**The problem:** Copy the rows below verbatim, starting at the line that contains "Localize each UI" and stopping after the line that contains "right-y-tick-label: 55 (826, 8, 848, 30)".

**Supplied records:**
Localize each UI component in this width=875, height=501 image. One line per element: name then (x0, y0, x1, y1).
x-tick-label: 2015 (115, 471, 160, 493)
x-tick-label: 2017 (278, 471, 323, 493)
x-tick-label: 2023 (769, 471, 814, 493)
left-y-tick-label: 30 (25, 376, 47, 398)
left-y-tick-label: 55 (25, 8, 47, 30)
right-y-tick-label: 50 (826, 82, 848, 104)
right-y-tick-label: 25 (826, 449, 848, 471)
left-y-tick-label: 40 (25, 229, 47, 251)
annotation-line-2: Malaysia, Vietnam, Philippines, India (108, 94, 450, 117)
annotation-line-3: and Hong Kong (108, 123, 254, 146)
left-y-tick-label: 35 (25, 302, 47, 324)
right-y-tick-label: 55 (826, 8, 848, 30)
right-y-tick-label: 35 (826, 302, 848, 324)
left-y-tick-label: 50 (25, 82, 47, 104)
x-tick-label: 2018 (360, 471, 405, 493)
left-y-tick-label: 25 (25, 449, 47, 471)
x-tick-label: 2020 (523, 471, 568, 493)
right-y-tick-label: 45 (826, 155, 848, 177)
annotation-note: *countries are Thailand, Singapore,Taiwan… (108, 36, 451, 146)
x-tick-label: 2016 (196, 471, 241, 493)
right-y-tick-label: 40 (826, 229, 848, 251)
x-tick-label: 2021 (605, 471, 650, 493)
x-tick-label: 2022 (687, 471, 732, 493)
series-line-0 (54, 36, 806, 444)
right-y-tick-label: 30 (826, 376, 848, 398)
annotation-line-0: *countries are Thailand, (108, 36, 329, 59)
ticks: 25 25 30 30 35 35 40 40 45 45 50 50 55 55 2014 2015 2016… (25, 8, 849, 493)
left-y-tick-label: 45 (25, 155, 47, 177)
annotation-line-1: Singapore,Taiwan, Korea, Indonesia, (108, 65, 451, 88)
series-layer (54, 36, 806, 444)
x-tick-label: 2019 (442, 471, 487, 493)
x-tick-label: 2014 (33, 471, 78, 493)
---
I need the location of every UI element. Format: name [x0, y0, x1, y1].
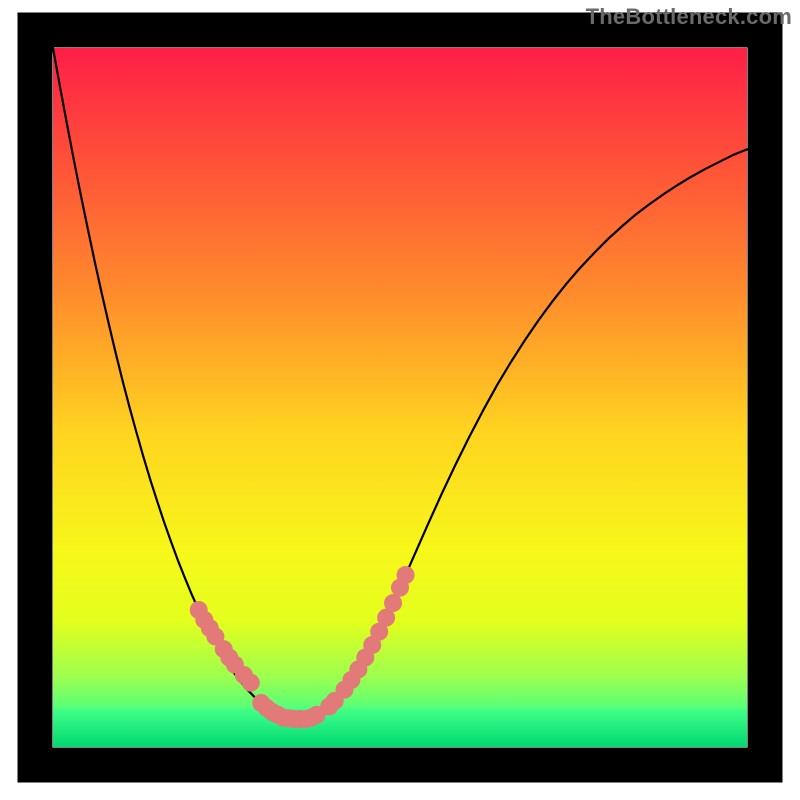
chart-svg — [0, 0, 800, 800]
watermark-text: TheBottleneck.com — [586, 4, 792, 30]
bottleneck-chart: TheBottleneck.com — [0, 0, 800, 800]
--
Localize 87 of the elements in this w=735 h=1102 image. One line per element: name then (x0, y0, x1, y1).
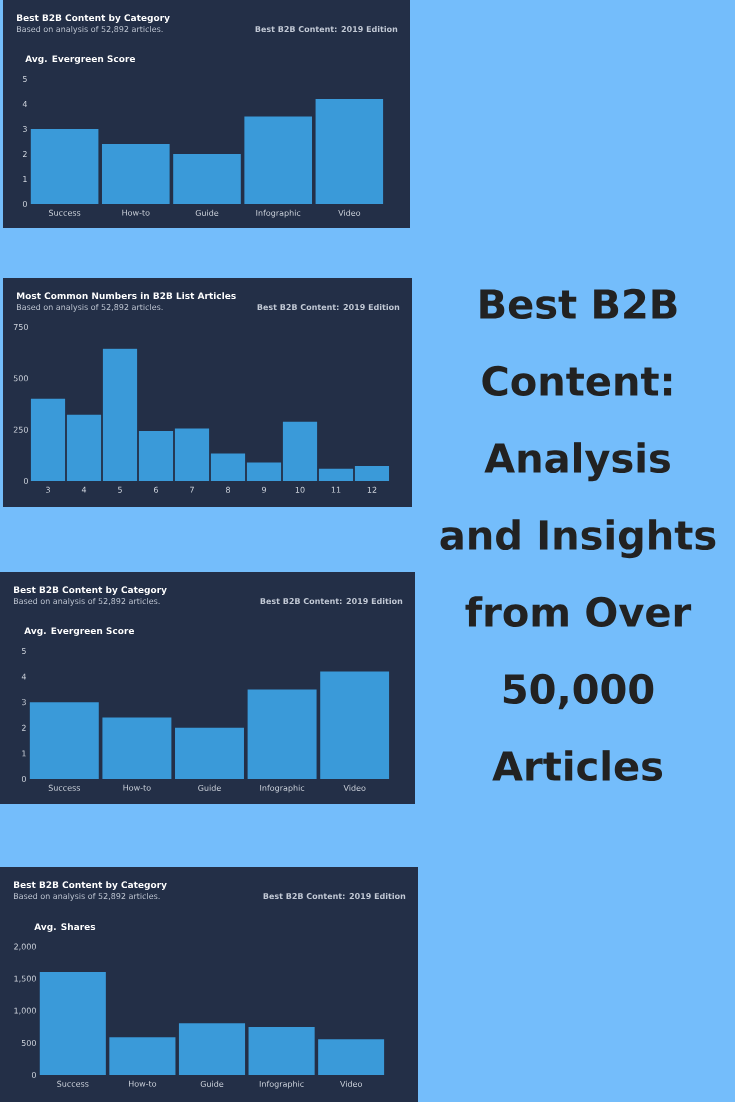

**Correct output:**
Localize each UI component in this width=875, height=501 image. One line per element: name then (x0, y0, x1, y1).
x-tick-label: 2015 (115, 471, 160, 493)
x-tick-label: 2017 (278, 471, 323, 493)
x-tick-label: 2023 (769, 471, 814, 493)
left-y-tick-label: 30 (25, 376, 47, 398)
left-y-tick-label: 55 (25, 8, 47, 30)
right-y-tick-label: 50 (826, 82, 848, 104)
right-y-tick-label: 25 (826, 449, 848, 471)
left-y-tick-label: 40 (25, 229, 47, 251)
annotation-line-2: Malaysia, Vietnam, Philippines, India (108, 94, 450, 117)
annotation-line-3: and Hong Kong (108, 123, 254, 146)
left-y-tick-label: 35 (25, 302, 47, 324)
right-y-tick-label: 55 (826, 8, 848, 30)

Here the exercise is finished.